>> begin INFORMATION PROVIDED

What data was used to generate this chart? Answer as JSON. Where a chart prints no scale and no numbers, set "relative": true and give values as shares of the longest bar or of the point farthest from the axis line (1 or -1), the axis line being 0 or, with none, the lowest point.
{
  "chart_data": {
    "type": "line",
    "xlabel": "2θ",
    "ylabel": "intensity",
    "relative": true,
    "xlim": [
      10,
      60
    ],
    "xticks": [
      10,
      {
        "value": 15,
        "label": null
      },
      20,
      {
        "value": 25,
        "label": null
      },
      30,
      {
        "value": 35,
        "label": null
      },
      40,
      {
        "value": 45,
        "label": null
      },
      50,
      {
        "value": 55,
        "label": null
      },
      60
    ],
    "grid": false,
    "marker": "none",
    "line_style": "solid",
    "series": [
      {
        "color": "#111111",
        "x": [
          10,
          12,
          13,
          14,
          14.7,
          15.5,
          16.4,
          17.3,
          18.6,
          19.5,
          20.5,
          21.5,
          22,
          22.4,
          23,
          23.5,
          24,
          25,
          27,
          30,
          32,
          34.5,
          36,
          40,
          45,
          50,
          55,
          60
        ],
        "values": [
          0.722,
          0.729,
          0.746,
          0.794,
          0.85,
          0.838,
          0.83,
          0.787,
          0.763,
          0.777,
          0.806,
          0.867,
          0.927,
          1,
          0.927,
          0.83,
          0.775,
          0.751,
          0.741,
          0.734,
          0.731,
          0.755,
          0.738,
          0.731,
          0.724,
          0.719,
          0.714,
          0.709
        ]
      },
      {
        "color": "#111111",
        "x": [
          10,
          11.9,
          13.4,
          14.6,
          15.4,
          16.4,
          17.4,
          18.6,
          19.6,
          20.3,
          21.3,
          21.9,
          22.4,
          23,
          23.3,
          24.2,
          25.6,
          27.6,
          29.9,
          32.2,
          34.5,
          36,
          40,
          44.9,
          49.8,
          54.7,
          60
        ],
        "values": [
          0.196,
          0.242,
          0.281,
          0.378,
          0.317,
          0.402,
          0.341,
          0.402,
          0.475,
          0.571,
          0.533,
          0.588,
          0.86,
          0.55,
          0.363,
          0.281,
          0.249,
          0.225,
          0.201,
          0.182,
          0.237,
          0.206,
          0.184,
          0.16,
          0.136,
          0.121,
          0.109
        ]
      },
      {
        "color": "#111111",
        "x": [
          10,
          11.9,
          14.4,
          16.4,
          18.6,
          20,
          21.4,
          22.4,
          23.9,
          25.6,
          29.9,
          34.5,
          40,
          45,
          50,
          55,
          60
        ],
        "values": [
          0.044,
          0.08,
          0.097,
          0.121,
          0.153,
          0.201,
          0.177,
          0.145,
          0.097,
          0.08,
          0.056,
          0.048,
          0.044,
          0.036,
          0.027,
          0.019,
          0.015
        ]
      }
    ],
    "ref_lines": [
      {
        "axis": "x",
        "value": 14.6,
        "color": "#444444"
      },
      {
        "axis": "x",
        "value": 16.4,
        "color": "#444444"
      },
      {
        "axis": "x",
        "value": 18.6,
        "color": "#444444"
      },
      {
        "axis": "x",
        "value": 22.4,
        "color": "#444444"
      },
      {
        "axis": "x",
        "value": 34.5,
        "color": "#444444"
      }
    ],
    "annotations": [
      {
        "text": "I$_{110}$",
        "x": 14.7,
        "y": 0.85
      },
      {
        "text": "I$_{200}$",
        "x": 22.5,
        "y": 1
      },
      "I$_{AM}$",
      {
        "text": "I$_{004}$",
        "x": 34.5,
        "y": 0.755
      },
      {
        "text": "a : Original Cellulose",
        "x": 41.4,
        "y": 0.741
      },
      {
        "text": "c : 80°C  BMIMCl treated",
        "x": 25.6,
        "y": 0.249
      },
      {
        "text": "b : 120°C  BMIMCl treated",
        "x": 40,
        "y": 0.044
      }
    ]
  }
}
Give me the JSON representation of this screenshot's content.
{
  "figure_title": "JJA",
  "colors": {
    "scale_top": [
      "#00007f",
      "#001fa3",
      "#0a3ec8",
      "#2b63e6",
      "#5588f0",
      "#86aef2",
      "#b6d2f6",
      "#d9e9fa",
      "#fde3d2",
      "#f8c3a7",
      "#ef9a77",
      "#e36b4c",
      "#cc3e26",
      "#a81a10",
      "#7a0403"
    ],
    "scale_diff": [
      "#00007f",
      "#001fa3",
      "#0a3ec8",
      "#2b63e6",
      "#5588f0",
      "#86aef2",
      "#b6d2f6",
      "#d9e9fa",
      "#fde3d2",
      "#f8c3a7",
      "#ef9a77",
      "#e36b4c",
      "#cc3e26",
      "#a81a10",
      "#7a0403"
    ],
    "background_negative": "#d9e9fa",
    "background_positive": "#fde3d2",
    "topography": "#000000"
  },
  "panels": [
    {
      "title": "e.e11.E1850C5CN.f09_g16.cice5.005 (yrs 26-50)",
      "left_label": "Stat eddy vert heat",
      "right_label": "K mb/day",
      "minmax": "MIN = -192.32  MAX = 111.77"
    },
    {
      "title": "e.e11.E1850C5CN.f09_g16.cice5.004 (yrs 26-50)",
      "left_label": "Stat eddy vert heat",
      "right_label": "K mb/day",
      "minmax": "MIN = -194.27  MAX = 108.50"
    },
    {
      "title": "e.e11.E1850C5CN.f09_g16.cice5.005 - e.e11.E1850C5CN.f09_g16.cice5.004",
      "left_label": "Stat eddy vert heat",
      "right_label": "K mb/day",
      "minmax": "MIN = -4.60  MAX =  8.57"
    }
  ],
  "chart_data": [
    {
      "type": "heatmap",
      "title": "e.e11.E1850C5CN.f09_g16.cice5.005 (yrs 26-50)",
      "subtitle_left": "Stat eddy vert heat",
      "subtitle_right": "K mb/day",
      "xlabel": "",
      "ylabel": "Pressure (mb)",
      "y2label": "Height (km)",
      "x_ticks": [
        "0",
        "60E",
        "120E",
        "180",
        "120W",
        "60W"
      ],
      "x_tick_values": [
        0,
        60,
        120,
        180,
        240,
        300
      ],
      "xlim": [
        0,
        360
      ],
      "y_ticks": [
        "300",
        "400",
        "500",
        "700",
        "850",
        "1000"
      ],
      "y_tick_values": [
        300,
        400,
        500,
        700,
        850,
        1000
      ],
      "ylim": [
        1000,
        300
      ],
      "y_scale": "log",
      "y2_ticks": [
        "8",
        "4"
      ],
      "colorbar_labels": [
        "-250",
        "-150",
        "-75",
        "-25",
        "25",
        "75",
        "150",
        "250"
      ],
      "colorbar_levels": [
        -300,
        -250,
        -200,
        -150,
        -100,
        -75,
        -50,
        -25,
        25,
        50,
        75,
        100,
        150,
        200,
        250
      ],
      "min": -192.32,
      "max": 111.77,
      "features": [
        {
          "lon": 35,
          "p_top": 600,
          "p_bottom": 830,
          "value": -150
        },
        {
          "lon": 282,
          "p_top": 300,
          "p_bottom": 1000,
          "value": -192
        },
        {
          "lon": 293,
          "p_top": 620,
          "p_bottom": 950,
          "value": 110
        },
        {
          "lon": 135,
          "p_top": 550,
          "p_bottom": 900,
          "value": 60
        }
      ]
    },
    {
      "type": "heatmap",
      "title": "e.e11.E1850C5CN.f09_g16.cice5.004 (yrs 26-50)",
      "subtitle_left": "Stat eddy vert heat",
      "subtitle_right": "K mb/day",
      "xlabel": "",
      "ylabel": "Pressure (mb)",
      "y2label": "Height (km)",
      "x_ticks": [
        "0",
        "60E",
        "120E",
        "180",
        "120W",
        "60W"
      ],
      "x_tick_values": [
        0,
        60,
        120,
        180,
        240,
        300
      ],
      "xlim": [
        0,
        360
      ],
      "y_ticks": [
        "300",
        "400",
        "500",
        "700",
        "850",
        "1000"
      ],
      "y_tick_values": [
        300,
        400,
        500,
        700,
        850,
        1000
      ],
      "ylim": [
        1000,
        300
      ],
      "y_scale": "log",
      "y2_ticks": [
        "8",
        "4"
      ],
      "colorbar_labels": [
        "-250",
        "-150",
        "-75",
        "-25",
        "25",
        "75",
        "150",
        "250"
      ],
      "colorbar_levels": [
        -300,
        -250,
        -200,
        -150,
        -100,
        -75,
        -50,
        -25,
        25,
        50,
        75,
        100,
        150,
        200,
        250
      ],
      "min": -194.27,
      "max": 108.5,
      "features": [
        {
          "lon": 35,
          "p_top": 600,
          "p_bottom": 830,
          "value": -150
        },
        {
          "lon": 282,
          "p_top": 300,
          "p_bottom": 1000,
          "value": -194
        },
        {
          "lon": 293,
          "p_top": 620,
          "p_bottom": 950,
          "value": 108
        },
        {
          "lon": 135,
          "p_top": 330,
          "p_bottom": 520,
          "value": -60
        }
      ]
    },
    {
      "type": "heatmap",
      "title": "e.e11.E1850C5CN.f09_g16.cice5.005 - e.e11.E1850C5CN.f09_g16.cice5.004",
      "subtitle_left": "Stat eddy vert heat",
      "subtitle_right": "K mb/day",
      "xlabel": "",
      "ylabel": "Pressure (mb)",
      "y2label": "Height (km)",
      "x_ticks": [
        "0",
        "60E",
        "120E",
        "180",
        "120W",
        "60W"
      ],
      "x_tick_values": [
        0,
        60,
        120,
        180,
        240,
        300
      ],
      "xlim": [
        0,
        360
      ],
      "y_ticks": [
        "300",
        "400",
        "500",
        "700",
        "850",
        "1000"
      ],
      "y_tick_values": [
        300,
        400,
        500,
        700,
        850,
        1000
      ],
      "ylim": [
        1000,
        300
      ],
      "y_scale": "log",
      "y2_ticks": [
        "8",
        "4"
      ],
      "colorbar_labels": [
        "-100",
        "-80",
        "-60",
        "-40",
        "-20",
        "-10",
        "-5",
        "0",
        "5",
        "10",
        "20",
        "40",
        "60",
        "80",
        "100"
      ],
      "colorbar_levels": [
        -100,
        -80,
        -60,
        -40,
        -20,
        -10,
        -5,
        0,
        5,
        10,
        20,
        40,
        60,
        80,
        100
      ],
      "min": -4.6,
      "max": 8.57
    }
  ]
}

>> end INFORMATION PROVIDED

Gather each line in these records that contains the string "none".

OUTPUT OF THE EXERCISE
What data was used to generate this chart? Answer as JSON. Where a chart prints no scale and no numbers, set "relative": true and give values as shares of the longest bar or of the point farthest from the axis line (1 or -1), the axis line being 0 or, with none, the lowest point.
    "marker": "none",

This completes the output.